--- BEGIN Material to process ---

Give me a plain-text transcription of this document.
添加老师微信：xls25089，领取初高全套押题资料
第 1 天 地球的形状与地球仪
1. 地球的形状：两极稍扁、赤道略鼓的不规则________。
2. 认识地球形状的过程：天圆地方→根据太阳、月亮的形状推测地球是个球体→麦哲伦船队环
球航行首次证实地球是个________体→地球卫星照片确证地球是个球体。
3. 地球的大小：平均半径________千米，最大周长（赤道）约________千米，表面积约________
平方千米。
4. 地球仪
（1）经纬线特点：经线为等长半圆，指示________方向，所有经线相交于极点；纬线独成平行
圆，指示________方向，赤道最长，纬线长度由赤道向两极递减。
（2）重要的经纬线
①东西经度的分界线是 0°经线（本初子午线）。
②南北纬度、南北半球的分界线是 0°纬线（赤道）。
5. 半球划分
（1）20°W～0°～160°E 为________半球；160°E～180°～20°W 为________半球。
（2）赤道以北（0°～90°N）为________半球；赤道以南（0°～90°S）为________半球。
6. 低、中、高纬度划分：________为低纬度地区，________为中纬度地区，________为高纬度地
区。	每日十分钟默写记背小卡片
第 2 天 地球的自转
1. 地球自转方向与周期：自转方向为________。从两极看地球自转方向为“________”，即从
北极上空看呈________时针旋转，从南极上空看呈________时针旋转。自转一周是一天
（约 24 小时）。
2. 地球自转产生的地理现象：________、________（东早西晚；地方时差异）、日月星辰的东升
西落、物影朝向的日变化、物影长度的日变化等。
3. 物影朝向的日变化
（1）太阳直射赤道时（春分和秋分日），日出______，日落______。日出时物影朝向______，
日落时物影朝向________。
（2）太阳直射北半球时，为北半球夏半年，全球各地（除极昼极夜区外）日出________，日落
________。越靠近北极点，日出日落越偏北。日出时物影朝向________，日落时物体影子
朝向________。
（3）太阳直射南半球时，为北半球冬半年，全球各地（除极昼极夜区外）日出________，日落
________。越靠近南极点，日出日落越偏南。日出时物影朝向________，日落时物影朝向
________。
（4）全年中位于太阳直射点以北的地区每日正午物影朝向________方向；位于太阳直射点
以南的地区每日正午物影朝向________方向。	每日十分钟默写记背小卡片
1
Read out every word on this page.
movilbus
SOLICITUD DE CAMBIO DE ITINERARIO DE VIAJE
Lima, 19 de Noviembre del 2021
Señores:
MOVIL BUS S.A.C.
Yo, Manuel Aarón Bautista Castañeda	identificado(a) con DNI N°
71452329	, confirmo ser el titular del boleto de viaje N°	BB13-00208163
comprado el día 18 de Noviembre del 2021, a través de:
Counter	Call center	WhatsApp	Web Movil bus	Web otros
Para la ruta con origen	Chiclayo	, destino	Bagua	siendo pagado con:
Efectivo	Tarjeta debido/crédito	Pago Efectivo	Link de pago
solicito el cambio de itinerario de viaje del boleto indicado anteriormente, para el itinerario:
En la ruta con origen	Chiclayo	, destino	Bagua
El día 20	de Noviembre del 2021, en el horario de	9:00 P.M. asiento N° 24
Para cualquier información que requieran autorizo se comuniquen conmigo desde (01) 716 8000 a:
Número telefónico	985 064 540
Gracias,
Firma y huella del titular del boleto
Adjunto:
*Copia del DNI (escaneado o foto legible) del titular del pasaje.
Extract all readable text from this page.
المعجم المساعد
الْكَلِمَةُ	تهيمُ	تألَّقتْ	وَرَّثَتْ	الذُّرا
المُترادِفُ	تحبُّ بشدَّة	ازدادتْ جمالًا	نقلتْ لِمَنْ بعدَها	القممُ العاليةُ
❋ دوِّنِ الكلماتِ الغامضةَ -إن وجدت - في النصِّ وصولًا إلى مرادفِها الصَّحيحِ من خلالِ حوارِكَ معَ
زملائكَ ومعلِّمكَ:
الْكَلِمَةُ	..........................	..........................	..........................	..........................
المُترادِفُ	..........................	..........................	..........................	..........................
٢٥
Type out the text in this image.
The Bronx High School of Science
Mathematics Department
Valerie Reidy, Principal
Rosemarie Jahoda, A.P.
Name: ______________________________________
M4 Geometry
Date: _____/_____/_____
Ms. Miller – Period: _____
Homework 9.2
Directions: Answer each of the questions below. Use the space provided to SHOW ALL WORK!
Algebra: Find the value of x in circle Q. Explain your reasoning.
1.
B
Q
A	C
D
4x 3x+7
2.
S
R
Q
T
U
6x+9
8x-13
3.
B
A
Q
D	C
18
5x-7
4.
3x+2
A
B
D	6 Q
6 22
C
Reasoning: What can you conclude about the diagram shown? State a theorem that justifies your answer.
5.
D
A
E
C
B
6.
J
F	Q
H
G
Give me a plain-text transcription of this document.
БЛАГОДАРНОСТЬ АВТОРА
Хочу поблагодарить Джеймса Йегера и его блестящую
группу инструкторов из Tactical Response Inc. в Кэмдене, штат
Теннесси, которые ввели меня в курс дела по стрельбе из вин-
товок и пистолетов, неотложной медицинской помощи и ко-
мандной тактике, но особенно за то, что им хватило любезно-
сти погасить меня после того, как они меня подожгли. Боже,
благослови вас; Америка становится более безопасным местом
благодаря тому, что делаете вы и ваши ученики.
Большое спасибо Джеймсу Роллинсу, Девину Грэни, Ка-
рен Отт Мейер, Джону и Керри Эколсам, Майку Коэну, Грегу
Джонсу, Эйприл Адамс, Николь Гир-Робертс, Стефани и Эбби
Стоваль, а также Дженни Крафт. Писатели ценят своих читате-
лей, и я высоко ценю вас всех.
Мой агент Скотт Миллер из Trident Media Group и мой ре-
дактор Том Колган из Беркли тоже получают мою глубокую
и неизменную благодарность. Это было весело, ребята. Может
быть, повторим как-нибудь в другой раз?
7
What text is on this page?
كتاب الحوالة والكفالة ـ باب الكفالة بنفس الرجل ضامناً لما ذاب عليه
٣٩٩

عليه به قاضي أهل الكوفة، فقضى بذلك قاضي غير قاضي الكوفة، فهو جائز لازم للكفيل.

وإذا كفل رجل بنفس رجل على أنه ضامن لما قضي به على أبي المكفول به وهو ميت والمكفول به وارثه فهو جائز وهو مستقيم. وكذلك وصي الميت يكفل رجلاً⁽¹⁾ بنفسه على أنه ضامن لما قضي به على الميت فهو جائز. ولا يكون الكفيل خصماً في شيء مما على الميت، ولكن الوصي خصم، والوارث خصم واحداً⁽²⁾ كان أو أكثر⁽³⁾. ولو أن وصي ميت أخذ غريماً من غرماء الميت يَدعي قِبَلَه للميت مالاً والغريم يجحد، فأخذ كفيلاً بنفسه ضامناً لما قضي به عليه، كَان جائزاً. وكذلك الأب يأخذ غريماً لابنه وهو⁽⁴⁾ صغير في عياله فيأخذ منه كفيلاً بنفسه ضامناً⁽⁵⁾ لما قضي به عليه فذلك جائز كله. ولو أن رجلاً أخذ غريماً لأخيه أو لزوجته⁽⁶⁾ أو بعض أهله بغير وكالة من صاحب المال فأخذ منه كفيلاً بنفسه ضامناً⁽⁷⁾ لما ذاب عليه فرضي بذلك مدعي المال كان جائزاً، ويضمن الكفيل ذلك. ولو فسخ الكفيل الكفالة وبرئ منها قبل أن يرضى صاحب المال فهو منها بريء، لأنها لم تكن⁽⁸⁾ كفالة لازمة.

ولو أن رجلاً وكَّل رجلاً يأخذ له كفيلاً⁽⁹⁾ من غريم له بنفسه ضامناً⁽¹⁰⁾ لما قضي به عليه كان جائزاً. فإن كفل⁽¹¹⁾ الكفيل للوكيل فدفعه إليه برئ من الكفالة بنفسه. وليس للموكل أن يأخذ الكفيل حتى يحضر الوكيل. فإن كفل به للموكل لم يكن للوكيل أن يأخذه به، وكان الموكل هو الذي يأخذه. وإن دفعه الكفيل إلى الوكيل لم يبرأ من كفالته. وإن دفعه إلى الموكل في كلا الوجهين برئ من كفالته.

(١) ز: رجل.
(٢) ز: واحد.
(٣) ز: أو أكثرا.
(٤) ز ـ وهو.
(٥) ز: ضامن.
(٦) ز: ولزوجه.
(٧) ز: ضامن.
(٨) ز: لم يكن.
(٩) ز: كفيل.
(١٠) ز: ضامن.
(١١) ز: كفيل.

--- END Material to process ---

**Short task**. Filter the entries above down to the lines containing the word "全球各地".

**Result below**.
（2）太阳直射北半球时，为北半球夏半年，全球各地（除极昼极夜区外）日出________，日落
（3）太阳直射南半球时，为北半球冬半年，全球各地（除极昼极夜区外）日出________，日落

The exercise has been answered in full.